— Exercise brief —
Out of the lines below, please list those that hold the string "screenshot".

— Stored entries —
--- start ---

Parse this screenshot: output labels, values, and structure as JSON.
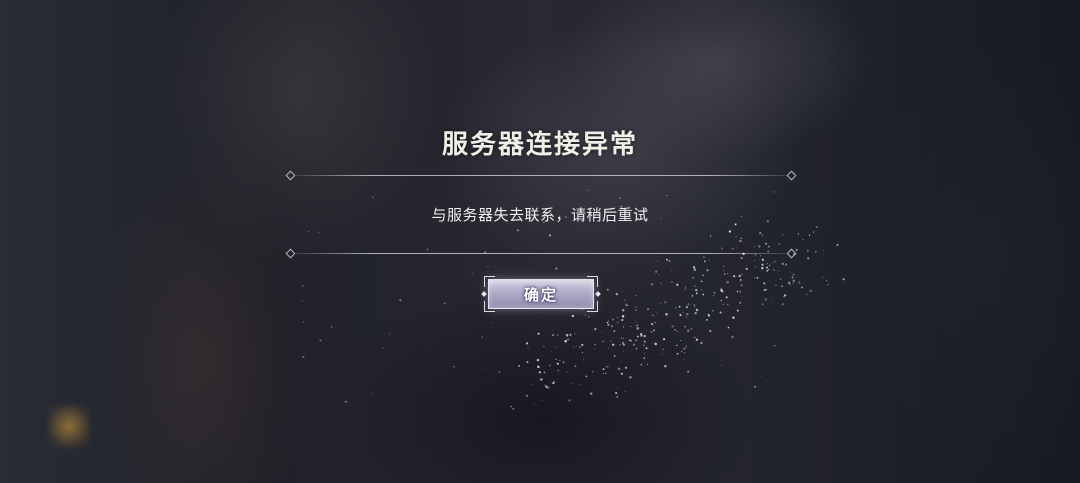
{
  "dialog": {
    "title": "服务器连接异常",
    "message": "与服务器失去联系，请稍后重试",
    "confirm_label": "确定"
  },
  "colors": {
    "accent": "#b3aec9",
    "text": "#f2efe8"
  },
  "icons": {
    "divider_ornament": "diamond-icon"
  }
}
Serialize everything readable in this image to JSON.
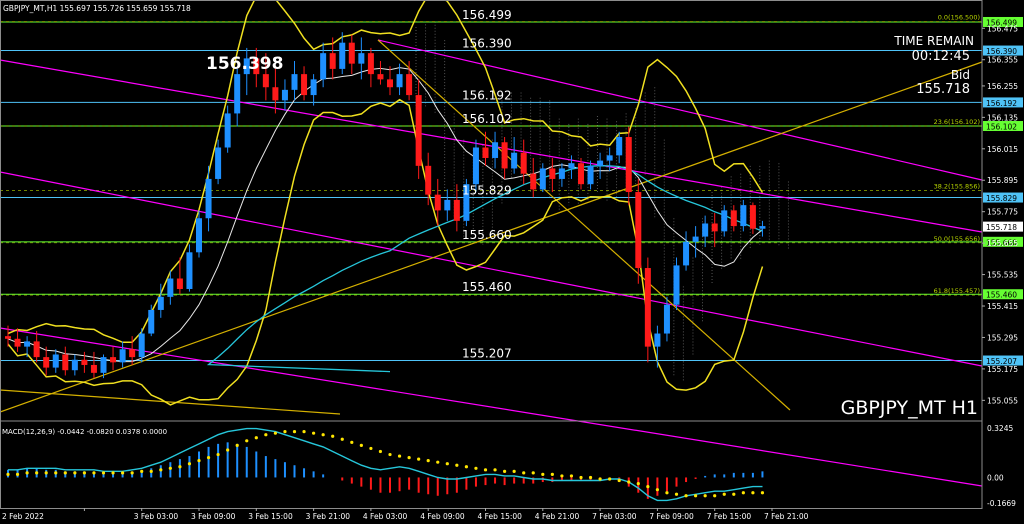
{
  "header": {
    "symbol_info": "GBPJPY_MT,H1  155.697 155.726 155.659 155.718",
    "macd_info": "MACD(12,26,9) -0.0442 -0.0820 0.0378 0.0000"
  },
  "overlay": {
    "high_label": "156.398",
    "time_remain_label": "TIME REMAIN",
    "time_remain_value": "00:12:45",
    "bid_label": "Bid",
    "bid_value": "155.718",
    "watermark": "GBPJPY_MT H1"
  },
  "colors": {
    "background": "#000000",
    "bull_candle": "#1e90ff",
    "bear_candle": "#ff1a1a",
    "level_line": "#66ff33",
    "level_line_cyan": "#4fc3f7",
    "bollinger": "#f0e020",
    "trend_magenta": "#ff00ff",
    "trend_orange": "#d4b000",
    "ma_cyan": "#26c6da",
    "macd_signal": "#ffe600"
  },
  "chart_data": {
    "type": "candlestick",
    "y_range": [
      154.98,
      156.56
    ],
    "levels": [
      {
        "value": 156.499,
        "label": "156.499",
        "axis_label": "156.499",
        "color": "#66ff33"
      },
      {
        "value": 156.39,
        "label": "156.390",
        "axis_label": "156.390",
        "color": "#4fc3f7"
      },
      {
        "value": 156.192,
        "label": "156.192",
        "axis_label": "156.192",
        "color": "#4fc3f7"
      },
      {
        "value": 156.102,
        "label": "156.102",
        "axis_label": "156.102",
        "color": "#66ff33"
      },
      {
        "value": 155.829,
        "label": "155.829",
        "axis_label": "155.829",
        "color": "#4fc3f7"
      },
      {
        "value": 155.66,
        "label": "155.660",
        "axis_label": "155.660",
        "color": "#66ff33"
      },
      {
        "value": 155.46,
        "label": "155.460",
        "axis_label": "155.460",
        "color": "#66ff33"
      },
      {
        "value": 155.207,
        "label": "155.207",
        "axis_label": "155.207",
        "color": "#4fc3f7"
      }
    ],
    "fib_levels": [
      {
        "value": 156.5,
        "label": "0.0(156.500)"
      },
      {
        "value": 156.102,
        "label": "23.6(156.102)"
      },
      {
        "value": 155.856,
        "label": "38.2(155.856)"
      },
      {
        "value": 155.656,
        "label": "50.0(155.656)"
      },
      {
        "value": 155.457,
        "label": "61.8(155.457)"
      }
    ],
    "price_axis_ticks": [
      "156.475",
      "156.355",
      "156.255",
      "156.135",
      "156.015",
      "155.895",
      "155.775",
      "155.655",
      "155.535",
      "155.415",
      "155.295",
      "155.175",
      "155.055"
    ],
    "price_axis_tick_values": [
      156.475,
      156.355,
      156.255,
      156.135,
      156.015,
      155.895,
      155.775,
      155.655,
      155.535,
      155.415,
      155.295,
      155.175,
      155.055
    ],
    "current_price": {
      "value": 155.718,
      "label": "155.718"
    },
    "time_axis_labels": [
      "2 Feb 2022",
      "3 Feb 03:00",
      "3 Feb 09:00",
      "3 Feb 15:00",
      "3 Feb 21:00",
      "4 Feb 03:00",
      "4 Feb 09:00",
      "4 Feb 15:00",
      "4 Feb 21:00",
      "7 Feb 03:00",
      "7 Feb 09:00",
      "7 Feb 15:00",
      "7 Feb 21:00"
    ],
    "time_axis_positions": [
      8,
      14,
      20,
      26,
      32,
      38,
      44,
      50,
      56,
      62,
      68,
      74,
      80
    ],
    "candles": [
      [
        155.3,
        155.34,
        155.26,
        155.29
      ],
      [
        155.29,
        155.33,
        155.24,
        155.26
      ],
      [
        155.26,
        155.3,
        155.22,
        155.28
      ],
      [
        155.28,
        155.32,
        155.2,
        155.22
      ],
      [
        155.22,
        155.26,
        155.15,
        155.18
      ],
      [
        155.18,
        155.25,
        155.16,
        155.23
      ],
      [
        155.23,
        155.26,
        155.15,
        155.17
      ],
      [
        155.17,
        155.23,
        155.15,
        155.21
      ],
      [
        155.21,
        155.24,
        155.16,
        155.19
      ],
      [
        155.19,
        155.24,
        155.14,
        155.16
      ],
      [
        155.16,
        155.23,
        155.14,
        155.22
      ],
      [
        155.22,
        155.26,
        155.17,
        155.2
      ],
      [
        155.2,
        155.28,
        155.18,
        155.25
      ],
      [
        155.25,
        155.3,
        155.19,
        155.22
      ],
      [
        155.22,
        155.33,
        155.2,
        155.31
      ],
      [
        155.31,
        155.42,
        155.3,
        155.4
      ],
      [
        155.4,
        155.5,
        155.37,
        155.45
      ],
      [
        155.45,
        155.55,
        155.42,
        155.52
      ],
      [
        155.52,
        155.6,
        155.46,
        155.48
      ],
      [
        155.48,
        155.65,
        155.47,
        155.62
      ],
      [
        155.62,
        155.78,
        155.6,
        155.75
      ],
      [
        155.75,
        155.95,
        155.7,
        155.9
      ],
      [
        155.9,
        156.05,
        155.88,
        156.02
      ],
      [
        156.02,
        156.18,
        156.0,
        156.15
      ],
      [
        156.15,
        156.32,
        156.1,
        156.3
      ],
      [
        156.3,
        156.4,
        156.22,
        156.36
      ],
      [
        156.36,
        156.4,
        156.25,
        156.3
      ],
      [
        156.3,
        156.38,
        156.2,
        156.25
      ],
      [
        156.25,
        156.32,
        156.15,
        156.2
      ],
      [
        156.2,
        156.28,
        156.16,
        156.24
      ],
      [
        156.24,
        156.35,
        156.2,
        156.3
      ],
      [
        156.3,
        156.33,
        156.2,
        156.22
      ],
      [
        156.22,
        156.3,
        156.18,
        156.28
      ],
      [
        156.28,
        156.42,
        156.25,
        156.38
      ],
      [
        156.38,
        156.44,
        156.28,
        156.32
      ],
      [
        156.32,
        156.46,
        156.3,
        156.42
      ],
      [
        156.42,
        156.45,
        156.3,
        156.34
      ],
      [
        156.34,
        156.44,
        156.28,
        156.38
      ],
      [
        156.38,
        156.4,
        156.25,
        156.3
      ],
      [
        156.3,
        156.35,
        156.26,
        156.28
      ],
      [
        156.28,
        156.33,
        156.22,
        156.25
      ],
      [
        156.25,
        156.34,
        156.22,
        156.3
      ],
      [
        156.3,
        156.35,
        156.2,
        156.22
      ],
      [
        156.22,
        156.28,
        155.9,
        155.95
      ],
      [
        155.95,
        156.0,
        155.8,
        155.84
      ],
      [
        155.84,
        155.9,
        155.72,
        155.78
      ],
      [
        155.78,
        155.86,
        155.74,
        155.82
      ],
      [
        155.82,
        155.88,
        155.7,
        155.74
      ],
      [
        155.74,
        155.9,
        155.72,
        155.88
      ],
      [
        155.88,
        156.05,
        155.85,
        156.02
      ],
      [
        156.02,
        156.08,
        155.95,
        155.98
      ],
      [
        155.98,
        156.08,
        155.94,
        156.04
      ],
      [
        156.04,
        156.06,
        155.9,
        155.94
      ],
      [
        155.94,
        156.06,
        155.92,
        156.0
      ],
      [
        156.0,
        156.05,
        155.88,
        155.92
      ],
      [
        155.92,
        155.98,
        155.83,
        155.86
      ],
      [
        155.86,
        155.96,
        155.85,
        155.94
      ],
      [
        155.94,
        155.98,
        155.85,
        155.9
      ],
      [
        155.9,
        155.96,
        155.87,
        155.94
      ],
      [
        155.94,
        155.99,
        155.9,
        155.96
      ],
      [
        155.96,
        155.98,
        155.86,
        155.88
      ],
      [
        155.88,
        155.97,
        155.86,
        155.95
      ],
      [
        155.95,
        156.0,
        155.9,
        155.97
      ],
      [
        155.97,
        156.02,
        155.93,
        155.99
      ],
      [
        155.99,
        156.08,
        155.96,
        156.06
      ],
      [
        156.06,
        156.1,
        155.8,
        155.85
      ],
      [
        155.85,
        155.9,
        155.5,
        155.56
      ],
      [
        155.56,
        155.6,
        155.2,
        155.26
      ],
      [
        155.26,
        155.34,
        155.18,
        155.31
      ],
      [
        155.31,
        155.45,
        155.28,
        155.42
      ],
      [
        155.42,
        155.6,
        155.4,
        155.57
      ],
      [
        155.57,
        155.7,
        155.55,
        155.66
      ],
      [
        155.66,
        155.72,
        155.6,
        155.68
      ],
      [
        155.68,
        155.76,
        155.64,
        155.73
      ],
      [
        155.73,
        155.77,
        155.64,
        155.7
      ],
      [
        155.7,
        155.8,
        155.68,
        155.78
      ],
      [
        155.78,
        155.8,
        155.7,
        155.72
      ],
      [
        155.72,
        155.82,
        155.7,
        155.8
      ],
      [
        155.8,
        155.81,
        155.69,
        155.71
      ],
      [
        155.71,
        155.74,
        155.68,
        155.72
      ]
    ],
    "macd": {
      "ylim": [
        -0.2,
        0.35
      ],
      "axis_ticks": [
        "0.3245",
        "0.00",
        "-0.1669"
      ],
      "axis_tick_values": [
        0.3245,
        0.0,
        -0.1669
      ],
      "histogram": [
        0.05,
        0.05,
        0.06,
        0.06,
        0.05,
        0.05,
        0.04,
        0.04,
        0.04,
        0.03,
        0.03,
        0.03,
        0.03,
        0.03,
        0.04,
        0.06,
        0.08,
        0.1,
        0.12,
        0.14,
        0.17,
        0.2,
        0.22,
        0.23,
        0.22,
        0.2,
        0.17,
        0.14,
        0.12,
        0.1,
        0.08,
        0.06,
        0.04,
        0.02,
        0.0,
        -0.02,
        -0.04,
        -0.06,
        -0.08,
        -0.1,
        -0.1,
        -0.09,
        -0.08,
        -0.1,
        -0.11,
        -0.12,
        -0.11,
        -0.1,
        -0.08,
        -0.06,
        -0.05,
        -0.04,
        -0.05,
        -0.04,
        -0.04,
        -0.04,
        -0.03,
        -0.03,
        -0.02,
        -0.02,
        -0.02,
        -0.02,
        -0.02,
        -0.02,
        -0.03,
        -0.06,
        -0.1,
        -0.14,
        -0.12,
        -0.09,
        -0.06,
        -0.03,
        -0.01,
        0.01,
        0.02,
        0.02,
        0.03,
        0.03,
        0.03,
        0.04
      ],
      "macd_line": [
        0.05,
        0.05,
        0.06,
        0.06,
        0.06,
        0.06,
        0.05,
        0.05,
        0.05,
        0.05,
        0.04,
        0.04,
        0.04,
        0.05,
        0.06,
        0.08,
        0.1,
        0.13,
        0.16,
        0.19,
        0.22,
        0.25,
        0.28,
        0.3,
        0.31,
        0.32,
        0.32,
        0.31,
        0.3,
        0.28,
        0.26,
        0.24,
        0.22,
        0.2,
        0.17,
        0.14,
        0.11,
        0.08,
        0.06,
        0.05,
        0.06,
        0.07,
        0.06,
        0.04,
        0.02,
        0.0,
        -0.01,
        -0.01,
        0.0,
        0.01,
        0.02,
        0.02,
        0.01,
        0.01,
        0.0,
        -0.01,
        -0.01,
        -0.02,
        -0.02,
        -0.02,
        -0.02,
        -0.02,
        -0.02,
        -0.01,
        -0.01,
        -0.03,
        -0.07,
        -0.12,
        -0.15,
        -0.15,
        -0.14,
        -0.12,
        -0.11,
        -0.1,
        -0.09,
        -0.09,
        -0.08,
        -0.07,
        -0.06,
        -0.06
      ],
      "signal_line": [
        0.02,
        0.02,
        0.03,
        0.03,
        0.03,
        0.03,
        0.03,
        0.03,
        0.03,
        0.03,
        0.03,
        0.03,
        0.03,
        0.03,
        0.04,
        0.04,
        0.05,
        0.06,
        0.07,
        0.09,
        0.11,
        0.13,
        0.15,
        0.18,
        0.21,
        0.24,
        0.26,
        0.28,
        0.29,
        0.3,
        0.3,
        0.3,
        0.29,
        0.28,
        0.27,
        0.25,
        0.23,
        0.21,
        0.19,
        0.17,
        0.15,
        0.14,
        0.13,
        0.12,
        0.11,
        0.1,
        0.09,
        0.08,
        0.07,
        0.06,
        0.05,
        0.05,
        0.04,
        0.04,
        0.03,
        0.03,
        0.02,
        0.02,
        0.01,
        0.01,
        0.0,
        0.0,
        -0.01,
        -0.01,
        -0.02,
        -0.03,
        -0.04,
        -0.06,
        -0.08,
        -0.1,
        -0.11,
        -0.12,
        -0.12,
        -0.12,
        -0.12,
        -0.11,
        -0.11,
        -0.1,
        -0.1,
        -0.1
      ]
    }
  }
}
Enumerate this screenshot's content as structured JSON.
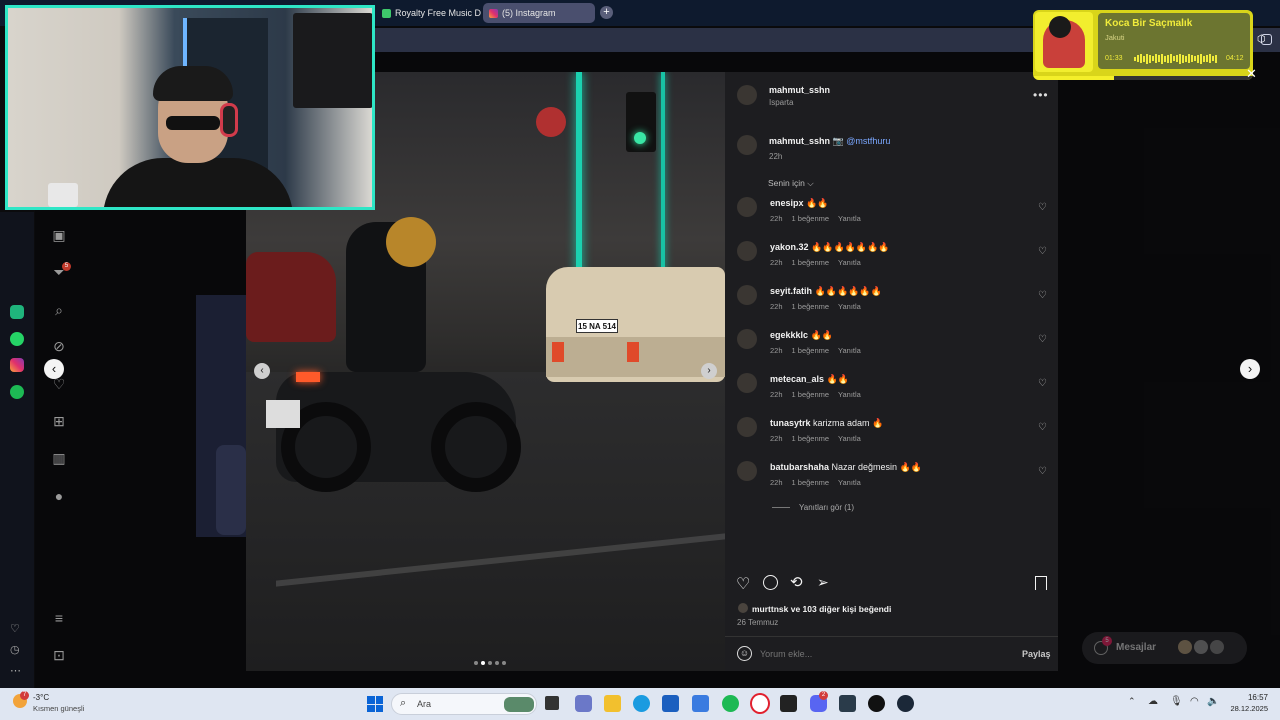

--- end ---

— The completed task —
Parse this screenshot: output labels, values, and structure as JSON.
Enumerate this screenshot's content as structured JSON.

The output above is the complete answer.